▶ **Short exercise**: Search the data below for "visible"; list each line that holds it.
Listed records start
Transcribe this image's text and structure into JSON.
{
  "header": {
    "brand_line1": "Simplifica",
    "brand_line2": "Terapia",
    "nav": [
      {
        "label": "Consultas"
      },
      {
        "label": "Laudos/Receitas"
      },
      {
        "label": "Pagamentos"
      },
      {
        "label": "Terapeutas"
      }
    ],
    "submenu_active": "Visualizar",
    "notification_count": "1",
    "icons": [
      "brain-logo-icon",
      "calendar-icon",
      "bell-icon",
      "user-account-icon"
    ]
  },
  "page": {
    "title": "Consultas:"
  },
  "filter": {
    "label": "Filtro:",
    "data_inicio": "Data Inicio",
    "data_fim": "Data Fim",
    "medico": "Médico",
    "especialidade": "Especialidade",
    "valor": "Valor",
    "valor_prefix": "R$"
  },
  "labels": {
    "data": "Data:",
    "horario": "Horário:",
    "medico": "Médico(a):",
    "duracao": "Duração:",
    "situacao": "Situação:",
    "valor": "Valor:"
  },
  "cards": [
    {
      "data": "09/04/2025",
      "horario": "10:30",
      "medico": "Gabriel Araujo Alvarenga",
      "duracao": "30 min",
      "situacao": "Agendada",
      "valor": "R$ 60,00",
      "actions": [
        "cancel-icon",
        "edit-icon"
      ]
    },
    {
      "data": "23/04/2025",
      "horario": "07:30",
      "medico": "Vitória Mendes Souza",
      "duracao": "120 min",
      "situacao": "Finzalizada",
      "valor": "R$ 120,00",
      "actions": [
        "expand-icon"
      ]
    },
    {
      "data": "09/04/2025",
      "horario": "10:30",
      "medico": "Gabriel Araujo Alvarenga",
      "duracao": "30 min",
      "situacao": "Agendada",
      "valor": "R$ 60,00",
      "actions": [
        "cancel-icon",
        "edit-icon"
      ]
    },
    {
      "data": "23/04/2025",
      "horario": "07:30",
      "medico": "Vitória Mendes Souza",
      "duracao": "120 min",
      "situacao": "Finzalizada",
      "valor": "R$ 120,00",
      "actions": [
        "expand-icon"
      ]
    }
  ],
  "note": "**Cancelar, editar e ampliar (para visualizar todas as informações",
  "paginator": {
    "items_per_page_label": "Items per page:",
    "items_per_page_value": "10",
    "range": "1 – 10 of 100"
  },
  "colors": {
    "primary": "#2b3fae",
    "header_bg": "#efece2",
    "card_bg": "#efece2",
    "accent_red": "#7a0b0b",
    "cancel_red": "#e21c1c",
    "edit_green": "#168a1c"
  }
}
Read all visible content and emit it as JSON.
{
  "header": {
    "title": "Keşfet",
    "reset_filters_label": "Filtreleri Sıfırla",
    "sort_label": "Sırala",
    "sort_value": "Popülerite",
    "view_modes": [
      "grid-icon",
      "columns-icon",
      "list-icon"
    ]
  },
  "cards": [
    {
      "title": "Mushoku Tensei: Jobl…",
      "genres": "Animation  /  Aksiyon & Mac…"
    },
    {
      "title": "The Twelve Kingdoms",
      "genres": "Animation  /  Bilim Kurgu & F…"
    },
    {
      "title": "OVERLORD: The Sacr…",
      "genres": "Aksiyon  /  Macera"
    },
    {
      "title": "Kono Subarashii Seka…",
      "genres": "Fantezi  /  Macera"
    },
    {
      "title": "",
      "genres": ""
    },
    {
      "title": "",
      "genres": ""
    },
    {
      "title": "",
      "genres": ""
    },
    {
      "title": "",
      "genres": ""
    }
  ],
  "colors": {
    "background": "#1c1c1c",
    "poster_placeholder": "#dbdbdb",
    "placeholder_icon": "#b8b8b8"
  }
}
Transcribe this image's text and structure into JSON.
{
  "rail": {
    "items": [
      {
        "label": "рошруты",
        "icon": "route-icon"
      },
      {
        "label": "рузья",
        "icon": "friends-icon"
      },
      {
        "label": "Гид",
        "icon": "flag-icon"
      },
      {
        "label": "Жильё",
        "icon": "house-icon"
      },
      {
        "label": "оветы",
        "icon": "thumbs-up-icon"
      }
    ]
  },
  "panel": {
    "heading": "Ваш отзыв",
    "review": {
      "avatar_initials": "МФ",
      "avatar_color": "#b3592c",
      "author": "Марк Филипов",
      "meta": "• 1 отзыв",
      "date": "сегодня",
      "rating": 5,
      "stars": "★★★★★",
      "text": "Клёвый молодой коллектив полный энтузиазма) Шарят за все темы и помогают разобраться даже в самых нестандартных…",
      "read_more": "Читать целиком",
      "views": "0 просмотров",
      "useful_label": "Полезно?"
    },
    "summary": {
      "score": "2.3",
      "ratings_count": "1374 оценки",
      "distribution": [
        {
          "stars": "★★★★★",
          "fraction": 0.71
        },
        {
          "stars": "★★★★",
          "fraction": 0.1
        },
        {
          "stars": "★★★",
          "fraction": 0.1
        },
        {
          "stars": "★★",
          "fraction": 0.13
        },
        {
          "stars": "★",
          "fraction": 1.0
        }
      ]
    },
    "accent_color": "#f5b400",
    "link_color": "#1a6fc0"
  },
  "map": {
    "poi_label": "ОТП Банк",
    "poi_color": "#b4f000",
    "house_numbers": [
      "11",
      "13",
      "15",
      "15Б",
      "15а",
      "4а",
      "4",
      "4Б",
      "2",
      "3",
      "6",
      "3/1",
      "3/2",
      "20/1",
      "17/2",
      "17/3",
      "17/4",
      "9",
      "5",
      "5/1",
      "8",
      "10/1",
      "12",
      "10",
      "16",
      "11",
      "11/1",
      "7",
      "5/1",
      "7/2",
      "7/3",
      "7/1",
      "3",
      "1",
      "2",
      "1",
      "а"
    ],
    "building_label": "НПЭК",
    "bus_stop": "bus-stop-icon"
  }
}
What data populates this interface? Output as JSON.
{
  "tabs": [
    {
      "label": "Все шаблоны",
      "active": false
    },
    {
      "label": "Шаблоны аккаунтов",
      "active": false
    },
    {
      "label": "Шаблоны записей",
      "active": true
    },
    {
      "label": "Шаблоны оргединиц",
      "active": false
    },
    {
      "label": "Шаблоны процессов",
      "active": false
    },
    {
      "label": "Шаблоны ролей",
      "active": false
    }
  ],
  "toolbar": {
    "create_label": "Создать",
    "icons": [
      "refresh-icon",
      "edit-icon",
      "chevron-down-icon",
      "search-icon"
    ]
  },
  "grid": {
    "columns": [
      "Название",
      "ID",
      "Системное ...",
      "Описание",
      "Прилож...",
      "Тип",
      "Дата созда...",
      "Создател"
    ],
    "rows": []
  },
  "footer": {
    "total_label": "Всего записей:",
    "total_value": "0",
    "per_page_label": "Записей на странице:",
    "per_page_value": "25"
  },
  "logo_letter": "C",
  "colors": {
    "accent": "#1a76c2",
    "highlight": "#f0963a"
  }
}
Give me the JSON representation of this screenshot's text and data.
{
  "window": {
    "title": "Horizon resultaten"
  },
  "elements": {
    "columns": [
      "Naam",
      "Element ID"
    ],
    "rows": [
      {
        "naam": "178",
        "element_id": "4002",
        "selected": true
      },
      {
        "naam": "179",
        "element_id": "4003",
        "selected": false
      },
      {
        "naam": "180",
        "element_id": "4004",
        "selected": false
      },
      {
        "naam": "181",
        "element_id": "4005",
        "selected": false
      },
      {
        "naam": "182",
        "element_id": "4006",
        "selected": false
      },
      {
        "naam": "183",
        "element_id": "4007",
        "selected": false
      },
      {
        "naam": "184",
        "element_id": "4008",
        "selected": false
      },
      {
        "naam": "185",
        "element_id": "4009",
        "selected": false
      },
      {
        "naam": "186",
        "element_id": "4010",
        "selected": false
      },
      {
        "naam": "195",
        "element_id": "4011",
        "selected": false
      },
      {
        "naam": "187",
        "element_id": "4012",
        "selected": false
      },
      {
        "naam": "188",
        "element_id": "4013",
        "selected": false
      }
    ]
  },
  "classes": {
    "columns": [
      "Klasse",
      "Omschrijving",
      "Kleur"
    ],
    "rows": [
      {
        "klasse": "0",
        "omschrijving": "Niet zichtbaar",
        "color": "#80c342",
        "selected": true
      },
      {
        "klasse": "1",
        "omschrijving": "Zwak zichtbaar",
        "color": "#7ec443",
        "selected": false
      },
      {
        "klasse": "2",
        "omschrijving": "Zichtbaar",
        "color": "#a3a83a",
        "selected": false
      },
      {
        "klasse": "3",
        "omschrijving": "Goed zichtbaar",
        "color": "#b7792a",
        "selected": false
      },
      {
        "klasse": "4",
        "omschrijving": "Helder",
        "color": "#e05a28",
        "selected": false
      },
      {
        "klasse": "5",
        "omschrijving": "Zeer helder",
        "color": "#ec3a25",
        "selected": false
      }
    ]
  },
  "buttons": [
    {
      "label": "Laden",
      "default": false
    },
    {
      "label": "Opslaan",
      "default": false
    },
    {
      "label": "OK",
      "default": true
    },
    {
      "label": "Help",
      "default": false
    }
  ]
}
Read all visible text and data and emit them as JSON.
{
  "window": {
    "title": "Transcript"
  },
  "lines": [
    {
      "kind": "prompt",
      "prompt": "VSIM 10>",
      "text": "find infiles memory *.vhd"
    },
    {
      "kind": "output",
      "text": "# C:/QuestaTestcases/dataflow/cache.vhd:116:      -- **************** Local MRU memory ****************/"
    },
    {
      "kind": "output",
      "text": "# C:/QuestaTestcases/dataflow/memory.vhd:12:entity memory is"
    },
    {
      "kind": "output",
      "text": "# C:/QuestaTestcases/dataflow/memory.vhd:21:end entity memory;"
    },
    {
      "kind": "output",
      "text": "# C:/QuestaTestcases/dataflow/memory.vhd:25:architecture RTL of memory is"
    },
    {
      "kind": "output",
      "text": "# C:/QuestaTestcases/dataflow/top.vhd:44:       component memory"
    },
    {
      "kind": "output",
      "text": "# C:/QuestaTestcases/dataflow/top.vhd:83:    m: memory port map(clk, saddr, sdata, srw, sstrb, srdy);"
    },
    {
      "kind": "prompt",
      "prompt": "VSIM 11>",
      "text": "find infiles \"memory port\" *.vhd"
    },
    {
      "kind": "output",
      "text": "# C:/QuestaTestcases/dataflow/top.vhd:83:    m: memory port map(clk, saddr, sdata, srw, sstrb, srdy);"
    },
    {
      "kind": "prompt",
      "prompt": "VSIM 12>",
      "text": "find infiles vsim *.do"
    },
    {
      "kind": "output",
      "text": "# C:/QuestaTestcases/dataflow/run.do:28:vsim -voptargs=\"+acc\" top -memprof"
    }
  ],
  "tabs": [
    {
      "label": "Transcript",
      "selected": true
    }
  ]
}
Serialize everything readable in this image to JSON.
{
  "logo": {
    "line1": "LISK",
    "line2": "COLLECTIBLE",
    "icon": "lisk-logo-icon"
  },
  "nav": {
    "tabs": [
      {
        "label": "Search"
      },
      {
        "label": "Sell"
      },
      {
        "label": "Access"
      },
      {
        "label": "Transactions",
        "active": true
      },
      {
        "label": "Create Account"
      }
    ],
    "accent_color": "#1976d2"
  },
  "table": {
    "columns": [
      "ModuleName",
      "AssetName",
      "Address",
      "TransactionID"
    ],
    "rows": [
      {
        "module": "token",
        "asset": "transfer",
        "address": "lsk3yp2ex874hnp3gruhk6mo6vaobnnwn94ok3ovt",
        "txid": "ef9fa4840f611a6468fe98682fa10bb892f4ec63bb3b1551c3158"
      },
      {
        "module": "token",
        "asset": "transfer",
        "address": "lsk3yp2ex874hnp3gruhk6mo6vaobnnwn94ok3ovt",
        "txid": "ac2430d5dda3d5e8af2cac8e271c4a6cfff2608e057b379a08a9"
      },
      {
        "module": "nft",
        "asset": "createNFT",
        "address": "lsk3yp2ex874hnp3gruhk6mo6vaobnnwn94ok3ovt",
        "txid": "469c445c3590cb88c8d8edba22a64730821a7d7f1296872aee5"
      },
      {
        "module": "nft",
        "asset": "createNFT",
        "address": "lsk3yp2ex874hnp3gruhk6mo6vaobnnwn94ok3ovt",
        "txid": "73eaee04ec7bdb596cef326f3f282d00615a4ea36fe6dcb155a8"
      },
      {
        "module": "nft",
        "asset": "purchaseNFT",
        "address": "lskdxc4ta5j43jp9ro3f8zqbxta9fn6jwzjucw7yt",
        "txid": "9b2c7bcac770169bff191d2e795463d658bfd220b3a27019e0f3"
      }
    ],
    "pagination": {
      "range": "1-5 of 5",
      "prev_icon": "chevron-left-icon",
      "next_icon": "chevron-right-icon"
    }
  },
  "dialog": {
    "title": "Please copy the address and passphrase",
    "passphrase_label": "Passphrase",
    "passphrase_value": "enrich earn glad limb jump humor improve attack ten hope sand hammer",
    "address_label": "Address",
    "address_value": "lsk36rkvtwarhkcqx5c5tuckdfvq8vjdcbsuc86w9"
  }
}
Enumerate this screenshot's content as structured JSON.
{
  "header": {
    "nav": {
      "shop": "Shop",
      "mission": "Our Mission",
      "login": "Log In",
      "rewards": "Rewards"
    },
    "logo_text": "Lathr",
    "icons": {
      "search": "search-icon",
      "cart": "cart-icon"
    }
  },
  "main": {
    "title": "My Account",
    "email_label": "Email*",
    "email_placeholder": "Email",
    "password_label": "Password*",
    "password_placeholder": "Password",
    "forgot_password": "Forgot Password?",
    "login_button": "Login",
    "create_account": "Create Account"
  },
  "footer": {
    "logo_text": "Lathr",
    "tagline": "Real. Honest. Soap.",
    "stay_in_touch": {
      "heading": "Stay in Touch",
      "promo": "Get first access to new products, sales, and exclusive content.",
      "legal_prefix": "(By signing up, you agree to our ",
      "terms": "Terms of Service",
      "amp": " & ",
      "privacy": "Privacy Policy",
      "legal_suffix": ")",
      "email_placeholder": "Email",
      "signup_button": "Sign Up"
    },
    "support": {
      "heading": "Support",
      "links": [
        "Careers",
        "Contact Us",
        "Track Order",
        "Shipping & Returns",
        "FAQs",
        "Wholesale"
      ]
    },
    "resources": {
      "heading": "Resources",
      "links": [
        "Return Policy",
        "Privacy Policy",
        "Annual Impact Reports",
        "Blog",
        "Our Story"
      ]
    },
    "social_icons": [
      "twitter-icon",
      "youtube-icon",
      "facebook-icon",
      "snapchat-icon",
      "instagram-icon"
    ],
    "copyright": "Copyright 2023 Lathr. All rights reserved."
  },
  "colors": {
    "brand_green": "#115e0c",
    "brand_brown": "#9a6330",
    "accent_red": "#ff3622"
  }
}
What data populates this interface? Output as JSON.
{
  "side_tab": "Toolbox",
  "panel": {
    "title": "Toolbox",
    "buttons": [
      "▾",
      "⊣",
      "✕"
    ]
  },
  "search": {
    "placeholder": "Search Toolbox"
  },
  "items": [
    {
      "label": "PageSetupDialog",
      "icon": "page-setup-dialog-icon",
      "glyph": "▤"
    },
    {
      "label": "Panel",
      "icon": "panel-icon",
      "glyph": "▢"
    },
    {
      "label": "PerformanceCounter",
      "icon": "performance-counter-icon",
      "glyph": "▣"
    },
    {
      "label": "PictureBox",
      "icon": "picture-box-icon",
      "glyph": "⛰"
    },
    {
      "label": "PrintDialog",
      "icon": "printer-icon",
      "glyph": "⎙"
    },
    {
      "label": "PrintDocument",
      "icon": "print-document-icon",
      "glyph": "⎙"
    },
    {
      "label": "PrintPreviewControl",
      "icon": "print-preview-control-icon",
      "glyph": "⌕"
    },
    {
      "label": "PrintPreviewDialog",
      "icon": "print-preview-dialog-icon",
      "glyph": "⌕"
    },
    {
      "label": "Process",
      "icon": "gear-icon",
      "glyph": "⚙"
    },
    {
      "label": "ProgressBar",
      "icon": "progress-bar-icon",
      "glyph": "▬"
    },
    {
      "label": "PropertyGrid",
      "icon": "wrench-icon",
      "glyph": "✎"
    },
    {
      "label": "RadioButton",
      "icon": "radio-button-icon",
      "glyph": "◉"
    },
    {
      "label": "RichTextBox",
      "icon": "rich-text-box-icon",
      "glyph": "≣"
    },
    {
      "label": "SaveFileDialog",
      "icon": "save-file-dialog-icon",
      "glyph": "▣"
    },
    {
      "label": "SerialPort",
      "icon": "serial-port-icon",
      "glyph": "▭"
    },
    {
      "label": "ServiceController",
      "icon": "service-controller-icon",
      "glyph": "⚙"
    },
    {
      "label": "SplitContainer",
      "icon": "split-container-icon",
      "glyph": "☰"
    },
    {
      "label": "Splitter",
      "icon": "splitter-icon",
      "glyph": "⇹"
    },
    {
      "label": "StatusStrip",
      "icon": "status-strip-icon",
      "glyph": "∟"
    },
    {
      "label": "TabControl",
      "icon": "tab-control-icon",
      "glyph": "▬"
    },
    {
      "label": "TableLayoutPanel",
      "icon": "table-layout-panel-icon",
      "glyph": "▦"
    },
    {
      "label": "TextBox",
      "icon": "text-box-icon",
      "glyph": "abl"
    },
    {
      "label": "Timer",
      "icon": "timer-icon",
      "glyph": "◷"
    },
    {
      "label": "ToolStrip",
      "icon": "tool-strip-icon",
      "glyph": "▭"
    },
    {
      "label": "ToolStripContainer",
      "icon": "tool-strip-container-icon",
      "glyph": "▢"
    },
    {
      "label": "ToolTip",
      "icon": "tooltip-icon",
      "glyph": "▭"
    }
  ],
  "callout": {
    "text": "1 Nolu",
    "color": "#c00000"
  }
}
Listed records end
▶ **Output of the exercise**:
Read all visible content and emit it as JSON.
Read all visible text and data and emit them as JSON.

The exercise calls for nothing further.